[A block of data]
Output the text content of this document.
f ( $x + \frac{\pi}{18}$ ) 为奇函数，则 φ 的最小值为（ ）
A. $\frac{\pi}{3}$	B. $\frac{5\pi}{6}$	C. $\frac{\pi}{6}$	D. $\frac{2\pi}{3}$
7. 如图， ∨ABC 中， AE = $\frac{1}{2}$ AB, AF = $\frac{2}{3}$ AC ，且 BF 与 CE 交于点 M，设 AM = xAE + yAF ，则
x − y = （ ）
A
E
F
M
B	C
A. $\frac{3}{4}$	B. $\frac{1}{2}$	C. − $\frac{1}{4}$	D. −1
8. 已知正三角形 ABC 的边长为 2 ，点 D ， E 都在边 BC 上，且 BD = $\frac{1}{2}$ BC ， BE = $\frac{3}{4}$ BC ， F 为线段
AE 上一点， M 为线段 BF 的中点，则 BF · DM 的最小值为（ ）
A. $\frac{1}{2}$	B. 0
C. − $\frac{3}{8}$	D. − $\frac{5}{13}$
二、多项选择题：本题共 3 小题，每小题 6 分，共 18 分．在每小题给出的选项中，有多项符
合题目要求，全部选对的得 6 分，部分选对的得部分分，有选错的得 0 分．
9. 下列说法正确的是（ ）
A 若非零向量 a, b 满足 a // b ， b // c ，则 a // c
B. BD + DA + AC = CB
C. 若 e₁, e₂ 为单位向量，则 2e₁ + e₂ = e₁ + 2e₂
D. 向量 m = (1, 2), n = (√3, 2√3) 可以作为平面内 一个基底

• **Requirement**: Check each line of the records for the word "的最小值为", and show the lines that contain it.

• **Task response**:
f ( $x + \frac{\pi}{18}$ ) 为奇函数，则 φ 的最小值为（ ）
AE 上一点， M 为线段 BF 的中点，则 BF · DM 的最小值为（ ）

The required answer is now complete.